====== EXTRACTED DATA ======

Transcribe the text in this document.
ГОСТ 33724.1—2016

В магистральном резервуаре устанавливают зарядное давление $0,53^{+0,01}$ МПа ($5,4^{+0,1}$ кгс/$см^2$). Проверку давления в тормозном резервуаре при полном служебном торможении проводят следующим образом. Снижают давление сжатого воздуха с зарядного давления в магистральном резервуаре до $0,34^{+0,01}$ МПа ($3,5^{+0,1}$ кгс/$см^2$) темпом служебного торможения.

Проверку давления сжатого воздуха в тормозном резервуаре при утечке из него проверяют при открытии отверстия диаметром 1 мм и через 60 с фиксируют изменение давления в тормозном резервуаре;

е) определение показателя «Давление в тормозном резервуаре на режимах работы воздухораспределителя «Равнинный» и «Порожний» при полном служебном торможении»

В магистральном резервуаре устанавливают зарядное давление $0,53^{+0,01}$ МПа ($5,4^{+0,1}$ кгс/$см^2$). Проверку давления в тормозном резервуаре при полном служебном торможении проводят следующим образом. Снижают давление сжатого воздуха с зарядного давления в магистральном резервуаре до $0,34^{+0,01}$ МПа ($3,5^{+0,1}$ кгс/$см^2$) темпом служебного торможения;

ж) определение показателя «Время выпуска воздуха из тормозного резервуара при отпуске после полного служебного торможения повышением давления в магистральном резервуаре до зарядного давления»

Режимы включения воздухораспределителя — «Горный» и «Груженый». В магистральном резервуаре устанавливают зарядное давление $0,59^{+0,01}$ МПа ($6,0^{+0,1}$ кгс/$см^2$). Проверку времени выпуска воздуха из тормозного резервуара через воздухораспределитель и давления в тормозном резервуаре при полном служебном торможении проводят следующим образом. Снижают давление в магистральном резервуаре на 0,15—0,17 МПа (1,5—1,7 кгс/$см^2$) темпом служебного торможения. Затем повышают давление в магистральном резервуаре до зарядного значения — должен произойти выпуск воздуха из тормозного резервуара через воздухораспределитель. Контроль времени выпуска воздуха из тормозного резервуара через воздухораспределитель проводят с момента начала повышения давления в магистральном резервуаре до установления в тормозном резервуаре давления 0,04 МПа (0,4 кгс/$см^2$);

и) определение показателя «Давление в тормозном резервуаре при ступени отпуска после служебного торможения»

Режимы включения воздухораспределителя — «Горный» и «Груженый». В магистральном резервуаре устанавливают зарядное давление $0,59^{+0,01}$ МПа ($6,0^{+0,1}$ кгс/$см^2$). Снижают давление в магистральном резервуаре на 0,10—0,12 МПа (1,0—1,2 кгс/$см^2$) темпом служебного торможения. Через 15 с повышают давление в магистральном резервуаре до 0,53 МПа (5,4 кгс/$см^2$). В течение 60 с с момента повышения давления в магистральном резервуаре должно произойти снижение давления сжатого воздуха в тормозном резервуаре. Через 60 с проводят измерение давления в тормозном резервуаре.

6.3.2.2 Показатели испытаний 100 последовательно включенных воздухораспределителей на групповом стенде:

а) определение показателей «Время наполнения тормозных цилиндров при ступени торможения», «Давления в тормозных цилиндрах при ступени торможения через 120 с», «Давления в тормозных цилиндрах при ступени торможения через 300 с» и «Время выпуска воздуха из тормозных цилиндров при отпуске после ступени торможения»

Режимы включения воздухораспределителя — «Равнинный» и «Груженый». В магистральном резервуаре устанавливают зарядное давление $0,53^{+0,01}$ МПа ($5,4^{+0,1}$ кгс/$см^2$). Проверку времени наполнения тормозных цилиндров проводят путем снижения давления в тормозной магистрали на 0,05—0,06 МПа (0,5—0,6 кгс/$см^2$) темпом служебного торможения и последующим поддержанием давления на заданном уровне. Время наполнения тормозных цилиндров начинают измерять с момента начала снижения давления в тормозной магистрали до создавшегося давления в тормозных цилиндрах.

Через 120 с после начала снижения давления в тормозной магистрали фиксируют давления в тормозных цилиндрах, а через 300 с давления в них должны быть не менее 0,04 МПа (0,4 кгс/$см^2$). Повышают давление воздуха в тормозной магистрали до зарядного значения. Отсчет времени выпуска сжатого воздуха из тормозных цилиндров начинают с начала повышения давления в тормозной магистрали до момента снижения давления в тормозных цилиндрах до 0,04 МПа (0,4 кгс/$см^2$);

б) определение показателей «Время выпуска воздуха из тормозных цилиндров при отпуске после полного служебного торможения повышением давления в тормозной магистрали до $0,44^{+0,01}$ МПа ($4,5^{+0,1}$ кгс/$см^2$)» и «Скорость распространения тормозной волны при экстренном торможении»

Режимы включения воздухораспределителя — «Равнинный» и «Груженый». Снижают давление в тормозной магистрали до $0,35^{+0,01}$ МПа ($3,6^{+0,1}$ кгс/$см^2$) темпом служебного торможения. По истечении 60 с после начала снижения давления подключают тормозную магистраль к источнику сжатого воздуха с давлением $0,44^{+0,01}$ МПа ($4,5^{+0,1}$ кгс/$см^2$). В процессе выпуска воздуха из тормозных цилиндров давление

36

======

**SHORT EXERCISE**. Exactly as written, please output every entry.

**EXERCISE SOLUTION**.
Transcribe the text in this document.
ГОСТ 33724.1—2016

В магистральном резервуаре устанавливают зарядное давление $0,53^{+0,01}$ МПа ($5,4^{+0,1}$ кгс/$см^2$). Проверку давления в тормозном резервуаре при полном служебном торможении проводят следующим образом. Снижают давление сжатого воздуха с зарядного давления в магистральном резервуаре до $0,34^{+0,01}$ МПа ($3,5^{+0,1}$ кгс/$см^2$) темпом служебного торможения.

Проверку давления сжатого воздуха в тормозном резервуаре при утечке из него проверяют при открытии отверстия диаметром 1 мм и через 60 с фиксируют изменение давления в тормозном резервуаре;

е) определение показателя «Давление в тормозном резервуаре на режимах работы воздухораспределителя «Равнинный» и «Порожний» при полном служебном торможении»

В магистральном резервуаре устанавливают зарядное давление $0,53^{+0,01}$ МПа ($5,4^{+0,1}$ кгс/$см^2$). Проверку давления в тормозном резервуаре при полном служебном торможении проводят следующим образом. Снижают давление сжатого воздуха с зарядного давления в магистральном резервуаре до $0,34^{+0,01}$ МПа ($3,5^{+0,1}$ кгс/$см^2$) темпом служебного торможения;

ж) определение показателя «Время выпуска воздуха из тормозного резервуара при отпуске после полного служебного торможения повышением давления в магистральном резервуаре до зарядного давления»

Режимы включения воздухораспределителя — «Горный» и «Груженый». В магистральном резервуаре устанавливают зарядное давление $0,59^{+0,01}$ МПа ($6,0^{+0,1}$ кгс/$см^2$). Проверку времени выпуска воздуха из тормозного резервуара через воздухораспределитель и давления в тормозном резервуаре при полном служебном торможении проводят следующим образом. Снижают давление в магистральном резервуаре на 0,15—0,17 МПа (1,5—1,7 кгс/$см^2$) темпом служебного торможения. Затем повышают давление в магистральном резервуаре до зарядного значения — должен произойти выпуск воздуха из тормозного резервуара через воздухораспределитель. Контроль времени выпуска воздуха из тормозного резервуара через воздухораспределитель проводят с момента начала повышения давления в магистральном резервуаре до установления в тормозном резервуаре давления 0,04 МПа (0,4 кгс/$см^2$);

и) определение показателя «Давление в тормозном резервуаре при ступени отпуска после служебного торможения»

Режимы включения воздухораспределителя — «Горный» и «Груженый». В магистральном резервуаре устанавливают зарядное давление $0,59^{+0,01}$ МПа ($6,0^{+0,1}$ кгс/$см^2$). Снижают давление в магистральном резервуаре на 0,10—0,12 МПа (1,0—1,2 кгс/$см^2$) темпом служебного торможения. Через 15 с повышают давление в магистральном резервуаре до 0,53 МПа (5,4 кгс/$см^2$). В течение 60 с с момента повышения давления в магистральном резервуаре должно произойти снижение давления сжатого воздуха в тормозном резервуаре. Через 60 с проводят измерение давления в тормозном резервуаре.

6.3.2.2 Показатели испытаний 100 последовательно включенных воздухораспределителей на групповом стенде:

а) определение показателей «Время наполнения тормозных цилиндров при ступени торможения», «Давления в тормозных цилиндрах при ступени торможения через 120 с», «Давления в тормозных цилиндрах при ступени торможения через 300 с» и «Время выпуска воздуха из тормозных цилиндров при отпуске после ступени торможения»

Режимы включения воздухораспределителя — «Равнинный» и «Груженый». В магистральном резервуаре устанавливают зарядное давление $0,53^{+0,01}$ МПа ($5,4^{+0,1}$ кгс/$см^2$). Проверку времени наполнения тормозных цилиндров проводят путем снижения давления в тормозной магистрали на 0,05—0,06 МПа (0,5—0,6 кгс/$см^2$) темпом служебного торможения и последующим поддержанием давления на заданном уровне. Время наполнения тормозных цилиндров начинают измерять с момента начала снижения давления в тормозной магистрали до создавшегося давления в тормозных цилиндрах.

Через 120 с после начала снижения давления в тормозной магистрали фиксируют давления в тормозных цилиндрах, а через 300 с давления в них должны быть не менее 0,04 МПа (0,4 кгс/$см^2$). Повышают давление воздуха в тормозной магистрали до зарядного значения. Отсчет времени выпуска сжатого воздуха из тормозных цилиндров начинают с начала повышения давления в тормозной магистрали до момента снижения давления в тормозных цилиндрах до 0,04 МПа (0,4 кгс/$см^2$);

б) определение показателей «Время выпуска воздуха из тормозных цилиндров при отпуске после полного служебного торможения повышением давления в тормозной магистрали до $0,44^{+0,01}$ МПа ($4,5^{+0,1}$ кгс/$см^2$)» и «Скорость распространения тормозной волны при экстренном торможении»

Режимы включения воздухораспределителя — «Равнинный» и «Груженый». Снижают давление в тормозной магистрали до $0,35^{+0,01}$ МПа ($3,6^{+0,1}$ кгс/$см^2$) темпом служебного торможения. По истечении 60 с после начала снижения давления подключают тормозную магистраль к источнику сжатого воздуха с давлением $0,44^{+0,01}$ МПа ($4,5^{+0,1}$ кгс/$см^2$). В процессе выпуска воздуха из тормозных цилиндров давление

36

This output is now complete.